■ **EXERCISES TO COMPLETE**
- A) In the passage on the estimator exercises, what absolute constant c must the estimator W achieve?
- B) Pick up the passage on the estimator exercises after its last sentence and keep writing it.

■ **SUPPLIED PASSAGE**
# # # # # # #

Recall that in this section we work under the assumption $\mathcal{Y} = [-1, 1]$.

- Exercise 9.1. Show that for any $\lambda > 0$ the following inequality holds:
\begin{equation}
\tag{5}
-\min_{i=1,\dots,m} \mathbf{E}_{Z_{1}^{n+1}} R_{n+1}(e_{i}) \leq   \mathbf{E}_{Z_{1}^{n+1}} \left[ \frac{1}{\lambda}\log \left(\sum_{i=1,\dots,m} \exp(-\lambda R_{n+1}(e_{i})) \right) \right].
\end{equation}
- Exercise 9.2. Use the inequality of Exercise 9.1 to find an estimator $W$ that satisfies the expectation-optimal rate stated in equation $(4)$ with the absolute constant $c=8$.

# # # # # # #

Items from a data source
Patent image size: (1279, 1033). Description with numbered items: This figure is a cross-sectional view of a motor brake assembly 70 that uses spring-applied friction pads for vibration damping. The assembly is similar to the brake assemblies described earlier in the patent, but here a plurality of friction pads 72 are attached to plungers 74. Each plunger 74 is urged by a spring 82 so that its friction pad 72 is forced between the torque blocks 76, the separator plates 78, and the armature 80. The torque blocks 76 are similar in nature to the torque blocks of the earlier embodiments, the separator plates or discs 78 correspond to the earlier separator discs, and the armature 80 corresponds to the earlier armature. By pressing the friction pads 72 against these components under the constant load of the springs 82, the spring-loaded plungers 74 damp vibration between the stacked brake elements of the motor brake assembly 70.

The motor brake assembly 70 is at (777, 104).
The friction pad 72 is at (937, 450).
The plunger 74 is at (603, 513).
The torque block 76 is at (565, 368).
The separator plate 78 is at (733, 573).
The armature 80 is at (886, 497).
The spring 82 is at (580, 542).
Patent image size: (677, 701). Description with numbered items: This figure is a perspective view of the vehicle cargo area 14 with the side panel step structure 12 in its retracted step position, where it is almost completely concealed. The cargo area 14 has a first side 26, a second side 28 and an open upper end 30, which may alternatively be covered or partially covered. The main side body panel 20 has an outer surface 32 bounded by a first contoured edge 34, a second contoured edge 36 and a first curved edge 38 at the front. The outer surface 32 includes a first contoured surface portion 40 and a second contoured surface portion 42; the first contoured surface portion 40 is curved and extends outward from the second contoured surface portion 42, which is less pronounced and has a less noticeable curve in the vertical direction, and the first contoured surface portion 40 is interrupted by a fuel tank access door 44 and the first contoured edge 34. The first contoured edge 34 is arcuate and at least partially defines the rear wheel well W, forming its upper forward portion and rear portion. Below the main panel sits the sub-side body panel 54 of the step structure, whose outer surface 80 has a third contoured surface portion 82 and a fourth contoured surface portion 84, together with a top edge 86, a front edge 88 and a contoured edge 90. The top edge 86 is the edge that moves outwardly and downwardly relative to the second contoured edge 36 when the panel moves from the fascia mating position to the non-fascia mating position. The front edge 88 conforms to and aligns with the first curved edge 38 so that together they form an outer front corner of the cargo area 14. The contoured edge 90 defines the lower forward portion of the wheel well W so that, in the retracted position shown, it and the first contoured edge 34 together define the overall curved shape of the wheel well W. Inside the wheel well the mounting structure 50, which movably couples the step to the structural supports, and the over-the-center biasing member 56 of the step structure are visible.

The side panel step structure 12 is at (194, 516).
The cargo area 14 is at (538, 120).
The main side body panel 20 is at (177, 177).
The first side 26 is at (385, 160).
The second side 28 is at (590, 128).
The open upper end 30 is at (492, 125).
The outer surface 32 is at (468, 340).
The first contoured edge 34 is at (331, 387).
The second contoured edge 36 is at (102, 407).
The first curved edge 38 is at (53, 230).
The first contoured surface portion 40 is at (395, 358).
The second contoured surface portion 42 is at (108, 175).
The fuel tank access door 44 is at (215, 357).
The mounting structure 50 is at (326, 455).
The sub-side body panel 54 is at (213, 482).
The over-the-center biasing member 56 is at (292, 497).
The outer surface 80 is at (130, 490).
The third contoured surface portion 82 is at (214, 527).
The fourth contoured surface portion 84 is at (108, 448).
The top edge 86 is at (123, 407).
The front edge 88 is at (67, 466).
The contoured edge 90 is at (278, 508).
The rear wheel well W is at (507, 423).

# # # # # # #

■ **RESPONSES TO THE EXERCISE**
- A) The absolute constant is c = 8.

- B)
  Hint: you may use without proof the fact that for any $\lambda \in (0, 1/8)$ and any $y \in \mathcal{Y}$, the function $f_{y} : \mathcal{Y} \to \mathbb{R}$ given by $f_{y}(y') = \exp(-\lambda(y - y')^{2})$ is concave. In particular, for any $y, y'_{1}, \dots, y'_{m} \in \mathcal{Y}$ and $u_{1}, \dots, u_{m} \geq 0$ satisfying $\sum_{i=1}^{m} u_{i} = 1$, it holds that $\sum_{i=1}^{n}u_{i}f_{y}(y_{i}) \leq f_{y}(\sum_{i=1}^{m}u_{i}y_{i})$.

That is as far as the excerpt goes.